Task goal ->
Return each of the following lines word for word, with nothing changed.

Records to use ->
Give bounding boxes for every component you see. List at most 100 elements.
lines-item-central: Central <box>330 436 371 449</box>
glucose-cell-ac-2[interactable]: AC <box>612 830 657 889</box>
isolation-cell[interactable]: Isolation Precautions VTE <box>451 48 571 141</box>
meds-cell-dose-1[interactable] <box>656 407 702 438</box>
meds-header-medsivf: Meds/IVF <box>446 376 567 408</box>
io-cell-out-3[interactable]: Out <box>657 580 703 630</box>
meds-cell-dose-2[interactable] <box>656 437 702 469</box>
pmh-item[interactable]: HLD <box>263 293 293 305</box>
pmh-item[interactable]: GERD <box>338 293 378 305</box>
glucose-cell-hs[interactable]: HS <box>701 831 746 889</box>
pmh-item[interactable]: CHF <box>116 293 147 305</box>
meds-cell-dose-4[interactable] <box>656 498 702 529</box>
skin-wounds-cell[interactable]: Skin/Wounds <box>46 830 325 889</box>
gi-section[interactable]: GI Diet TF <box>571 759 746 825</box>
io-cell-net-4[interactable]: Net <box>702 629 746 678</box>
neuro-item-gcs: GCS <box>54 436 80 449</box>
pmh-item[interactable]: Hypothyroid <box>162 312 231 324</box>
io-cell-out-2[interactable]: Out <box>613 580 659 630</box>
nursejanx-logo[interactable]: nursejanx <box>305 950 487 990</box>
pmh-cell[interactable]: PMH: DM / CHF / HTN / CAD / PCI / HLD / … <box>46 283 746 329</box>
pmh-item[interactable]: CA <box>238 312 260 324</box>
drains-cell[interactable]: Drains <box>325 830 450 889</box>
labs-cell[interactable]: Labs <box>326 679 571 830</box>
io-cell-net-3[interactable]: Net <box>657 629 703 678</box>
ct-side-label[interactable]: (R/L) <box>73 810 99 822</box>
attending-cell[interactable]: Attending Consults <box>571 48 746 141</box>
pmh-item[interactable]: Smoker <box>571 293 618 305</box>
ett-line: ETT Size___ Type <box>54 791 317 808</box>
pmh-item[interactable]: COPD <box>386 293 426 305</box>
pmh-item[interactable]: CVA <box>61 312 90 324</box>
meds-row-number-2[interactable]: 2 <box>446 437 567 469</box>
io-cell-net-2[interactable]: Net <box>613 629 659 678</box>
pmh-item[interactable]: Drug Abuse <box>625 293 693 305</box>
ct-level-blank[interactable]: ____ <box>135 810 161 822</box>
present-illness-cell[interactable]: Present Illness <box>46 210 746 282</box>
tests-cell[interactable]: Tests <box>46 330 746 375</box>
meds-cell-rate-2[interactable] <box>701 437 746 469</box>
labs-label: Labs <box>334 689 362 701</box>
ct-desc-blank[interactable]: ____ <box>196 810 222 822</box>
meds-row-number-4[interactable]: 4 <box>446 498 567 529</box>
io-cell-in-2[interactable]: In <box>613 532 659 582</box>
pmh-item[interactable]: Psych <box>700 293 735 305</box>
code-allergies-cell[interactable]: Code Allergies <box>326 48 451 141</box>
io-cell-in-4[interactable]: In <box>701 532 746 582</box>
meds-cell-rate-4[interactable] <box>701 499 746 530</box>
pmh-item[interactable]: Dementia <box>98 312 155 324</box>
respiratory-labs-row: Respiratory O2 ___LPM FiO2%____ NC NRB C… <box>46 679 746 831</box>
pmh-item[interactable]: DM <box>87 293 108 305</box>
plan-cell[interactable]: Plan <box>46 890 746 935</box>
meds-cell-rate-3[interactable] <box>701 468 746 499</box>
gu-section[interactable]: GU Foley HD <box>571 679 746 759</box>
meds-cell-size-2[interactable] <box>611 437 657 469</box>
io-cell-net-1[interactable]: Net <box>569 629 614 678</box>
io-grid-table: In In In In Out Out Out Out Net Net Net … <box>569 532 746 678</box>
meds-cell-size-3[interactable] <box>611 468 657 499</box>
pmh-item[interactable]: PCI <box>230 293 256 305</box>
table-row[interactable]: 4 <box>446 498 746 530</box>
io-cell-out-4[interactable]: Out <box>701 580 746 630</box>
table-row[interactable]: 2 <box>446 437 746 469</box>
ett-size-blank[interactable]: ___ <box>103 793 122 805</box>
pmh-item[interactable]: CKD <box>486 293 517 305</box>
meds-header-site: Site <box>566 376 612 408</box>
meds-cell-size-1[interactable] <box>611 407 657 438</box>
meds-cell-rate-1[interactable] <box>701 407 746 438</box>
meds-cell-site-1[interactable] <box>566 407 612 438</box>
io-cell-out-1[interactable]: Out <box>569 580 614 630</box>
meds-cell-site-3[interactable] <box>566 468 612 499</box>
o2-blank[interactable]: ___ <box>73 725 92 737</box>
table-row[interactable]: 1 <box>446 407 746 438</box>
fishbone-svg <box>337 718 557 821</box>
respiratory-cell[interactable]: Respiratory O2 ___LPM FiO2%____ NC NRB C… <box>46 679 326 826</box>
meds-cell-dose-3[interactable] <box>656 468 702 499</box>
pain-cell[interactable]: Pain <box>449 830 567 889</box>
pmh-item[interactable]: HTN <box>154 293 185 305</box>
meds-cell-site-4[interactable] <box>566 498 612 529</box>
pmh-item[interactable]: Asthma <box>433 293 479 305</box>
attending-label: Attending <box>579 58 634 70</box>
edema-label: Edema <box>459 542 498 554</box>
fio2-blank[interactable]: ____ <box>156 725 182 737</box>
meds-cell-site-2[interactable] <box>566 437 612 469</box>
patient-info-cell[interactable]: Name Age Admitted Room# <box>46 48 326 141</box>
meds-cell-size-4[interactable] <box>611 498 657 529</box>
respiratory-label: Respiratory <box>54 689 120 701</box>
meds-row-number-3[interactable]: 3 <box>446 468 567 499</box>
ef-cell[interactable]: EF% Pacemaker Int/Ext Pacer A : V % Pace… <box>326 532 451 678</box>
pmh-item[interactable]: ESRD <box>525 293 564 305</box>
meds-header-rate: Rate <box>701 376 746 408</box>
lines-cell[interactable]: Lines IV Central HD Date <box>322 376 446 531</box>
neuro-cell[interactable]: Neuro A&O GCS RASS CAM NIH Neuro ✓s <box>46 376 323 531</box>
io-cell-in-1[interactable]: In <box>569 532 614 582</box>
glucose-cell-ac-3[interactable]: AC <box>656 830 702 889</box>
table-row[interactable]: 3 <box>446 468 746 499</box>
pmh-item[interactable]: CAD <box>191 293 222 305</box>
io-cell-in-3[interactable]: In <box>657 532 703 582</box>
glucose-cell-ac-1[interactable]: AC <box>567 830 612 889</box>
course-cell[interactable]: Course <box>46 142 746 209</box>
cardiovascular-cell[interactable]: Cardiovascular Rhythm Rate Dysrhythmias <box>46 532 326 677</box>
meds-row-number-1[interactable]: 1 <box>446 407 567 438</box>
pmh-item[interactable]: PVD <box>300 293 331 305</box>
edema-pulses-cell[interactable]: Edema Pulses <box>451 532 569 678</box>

Output below ->
Give bounding boxes for every component you see. List at most 100 elements.
lines-item-central: Central <box>330 436 371 449</box>
glucose-cell-ac-2[interactable]: AC <box>612 830 657 889</box>
isolation-cell[interactable]: Isolation Precautions VTE <box>451 48 571 141</box>
meds-cell-dose-1[interactable] <box>656 407 702 438</box>
meds-header-medsivf: Meds/IVF <box>446 376 567 408</box>
io-cell-out-3[interactable]: Out <box>657 580 703 630</box>
meds-cell-dose-2[interactable] <box>656 437 702 469</box>
pmh-item[interactable]: HLD <box>263 293 293 305</box>
pmh-item[interactable]: GERD <box>338 293 378 305</box>
glucose-cell-hs[interactable]: HS <box>701 831 746 889</box>
pmh-item[interactable]: CHF <box>116 293 147 305</box>
meds-cell-dose-4[interactable] <box>656 498 702 529</box>
skin-wounds-cell[interactable]: Skin/Wounds <box>46 830 325 889</box>
gi-section[interactable]: GI Diet TF <box>571 759 746 825</box>
io-cell-net-4[interactable]: Net <box>702 629 746 678</box>
neuro-item-gcs: GCS <box>54 436 80 449</box>
pmh-item[interactable]: Hypothyroid <box>162 312 231 324</box>
io-cell-out-2[interactable]: Out <box>613 580 659 630</box>
nursejanx-logo[interactable]: nursejanx <box>305 950 487 990</box>
pmh-cell[interactable]: PMH: DM / CHF / HTN / CAD / PCI / HLD / … <box>46 283 746 329</box>
pmh-item[interactable]: CA <box>238 312 260 324</box>
drains-cell[interactable]: Drains <box>325 830 450 889</box>
labs-cell[interactable]: Labs <box>326 679 571 830</box>
io-cell-net-3[interactable]: Net <box>657 629 703 678</box>
ct-side-label[interactable]: (R/L) <box>73 810 99 822</box>
attending-cell[interactable]: Attending Consults <box>571 48 746 141</box>
pmh-item[interactable]: Smoker <box>571 293 618 305</box>
ett-line: ETT Size___ Type <box>54 791 317 808</box>
pmh-item[interactable]: COPD <box>386 293 426 305</box>
pmh-item[interactable]: CVA <box>61 312 90 324</box>
meds-row-number-2[interactable]: 2 <box>446 437 567 469</box>
io-cell-net-2[interactable]: Net <box>613 629 659 678</box>
pmh-item[interactable]: Drug Abuse <box>625 293 693 305</box>
ct-level-blank[interactable]: ____ <box>135 810 161 822</box>
present-illness-cell[interactable]: Present Illness <box>46 210 746 282</box>
tests-cell[interactable]: Tests <box>46 330 746 375</box>
meds-cell-rate-2[interactable] <box>701 437 746 469</box>
labs-label: Labs <box>334 689 362 701</box>
ct-desc-blank[interactable]: ____ <box>196 810 222 822</box>
meds-row-number-4[interactable]: 4 <box>446 498 567 529</box>
io-cell-in-2[interactable]: In <box>613 532 659 582</box>
pmh-item[interactable]: Psych <box>700 293 735 305</box>
code-allergies-cell[interactable]: Code Allergies <box>326 48 451 141</box>
io-cell-in-4[interactable]: In <box>701 532 746 582</box>
meds-cell-rate-4[interactable] <box>701 499 746 530</box>
pmh-item[interactable]: Dementia <box>98 312 155 324</box>
respiratory-labs-row: Respiratory O2 ___LPM FiO2%____ NC NRB C… <box>46 679 746 831</box>
pmh-item[interactable]: DM <box>87 293 108 305</box>
plan-cell[interactable]: Plan <box>46 890 746 935</box>
meds-cell-rate-3[interactable] <box>701 468 746 499</box>
gu-section[interactable]: GU Foley HD <box>571 679 746 759</box>
meds-cell-size-2[interactable] <box>611 437 657 469</box>
io-cell-net-1[interactable]: Net <box>569 629 614 678</box>
io-grid-table: In In In In Out Out Out Out Net Net Net … <box>569 532 746 678</box>
meds-cell-size-3[interactable] <box>611 468 657 499</box>
pmh-item[interactable]: PCI <box>230 293 256 305</box>
table-row[interactable]: 4 <box>446 498 746 530</box>
io-cell-out-4[interactable]: Out <box>701 580 746 630</box>
table-row[interactable]: 2 <box>446 437 746 469</box>
ett-size-blank[interactable]: ___ <box>103 793 122 805</box>
pmh-item[interactable]: CKD <box>486 293 517 305</box>
meds-header-site: Site <box>566 376 612 408</box>
meds-cell-size-1[interactable] <box>611 407 657 438</box>
meds-cell-rate-1[interactable] <box>701 407 746 438</box>
meds-cell-site-1[interactable] <box>566 407 612 438</box>
io-cell-out-1[interactable]: Out <box>569 580 614 630</box>
meds-cell-site-3[interactable] <box>566 468 612 499</box>
o2-blank[interactable]: ___ <box>73 725 92 737</box>
table-row[interactable]: 1 <box>446 407 746 438</box>
fishbone-svg <box>337 718 557 821</box>
respiratory-cell[interactable]: Respiratory O2 ___LPM FiO2%____ NC NRB C… <box>46 679 326 826</box>
meds-cell-dose-3[interactable] <box>656 468 702 499</box>
pain-cell[interactable]: Pain <box>449 830 567 889</box>
pmh-item[interactable]: HTN <box>154 293 185 305</box>
meds-cell-site-4[interactable] <box>566 498 612 529</box>
pmh-item[interactable]: Asthma <box>433 293 479 305</box>
attending-label: Attending <box>579 58 634 70</box>
edema-label: Edema <box>459 542 498 554</box>
fio2-blank[interactable]: ____ <box>156 725 182 737</box>
meds-cell-site-2[interactable] <box>566 437 612 469</box>
patient-info-cell[interactable]: Name Age Admitted Room# <box>46 48 326 141</box>
meds-cell-size-4[interactable] <box>611 498 657 529</box>
respiratory-label: Respiratory <box>54 689 120 701</box>
meds-row-number-3[interactable]: 3 <box>446 468 567 499</box>
ef-cell[interactable]: EF% Pacemaker Int/Ext Pacer A : V % Pace… <box>326 532 451 678</box>
pmh-item[interactable]: ESRD <box>525 293 564 305</box>
meds-header-rate: Rate <box>701 376 746 408</box>
lines-cell[interactable]: Lines IV Central HD Date <box>322 376 446 531</box>
neuro-cell[interactable]: Neuro A&O GCS RASS CAM NIH Neuro ✓s <box>46 376 323 531</box>
io-cell-in-1[interactable]: In <box>569 532 614 582</box>
glucose-cell-ac-3[interactable]: AC <box>656 830 702 889</box>
table-row[interactable]: 3 <box>446 468 746 499</box>
pmh-item[interactable]: CAD <box>191 293 222 305</box>
io-cell-in-3[interactable]: In <box>657 532 703 582</box>
glucose-cell-ac-1[interactable]: AC <box>567 830 612 889</box>
course-cell[interactable]: Course <box>46 142 746 209</box>
cardiovascular-cell[interactable]: Cardiovascular Rhythm Rate Dysrhythmias <box>46 532 326 677</box>
meds-row-number-1[interactable]: 1 <box>446 407 567 438</box>
pmh-item[interactable]: PVD <box>300 293 331 305</box>
edema-pulses-cell[interactable]: Edema Pulses <box>451 532 569 678</box>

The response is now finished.